═══ Extracted entries ═══

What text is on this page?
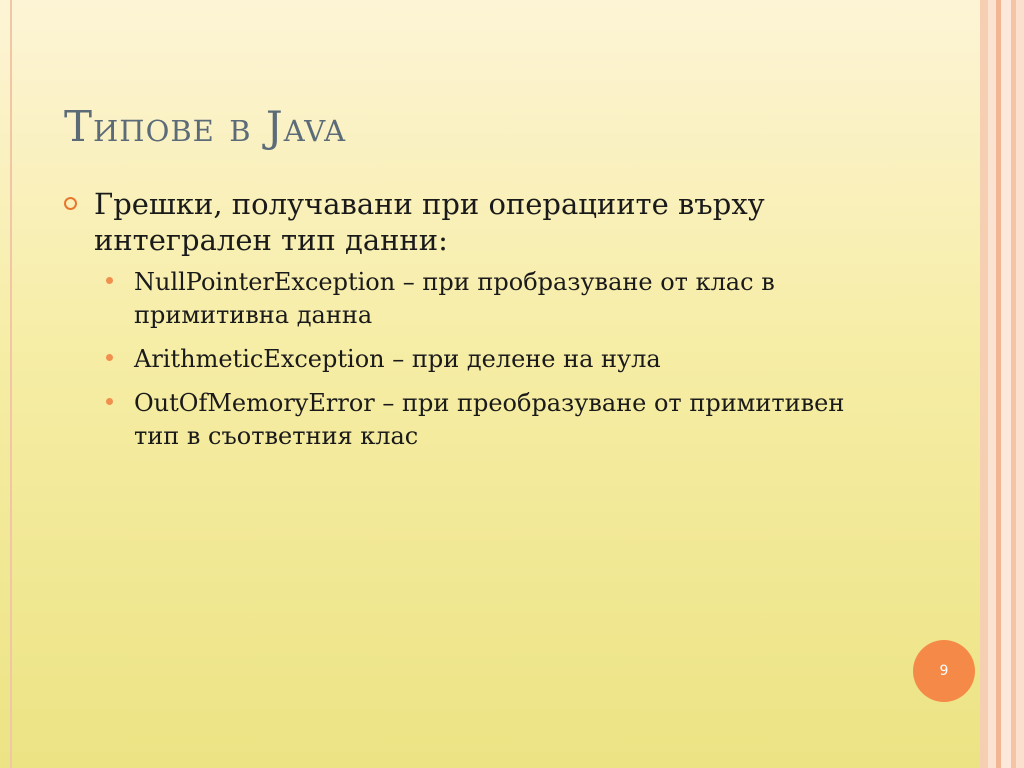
Типове в Java
Грешки, получавани при операциите върху интегрален тип данни:
NullPointerException – при пробразуване от клас в примитивна данна
ArithmeticException – при делене на нула
OutOfMemoryError – при преобразуване от примитивен тип в съответния клас
9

═══

Determine the number of lines in these entries that contain the word "клас", and write only that number.

### In response
2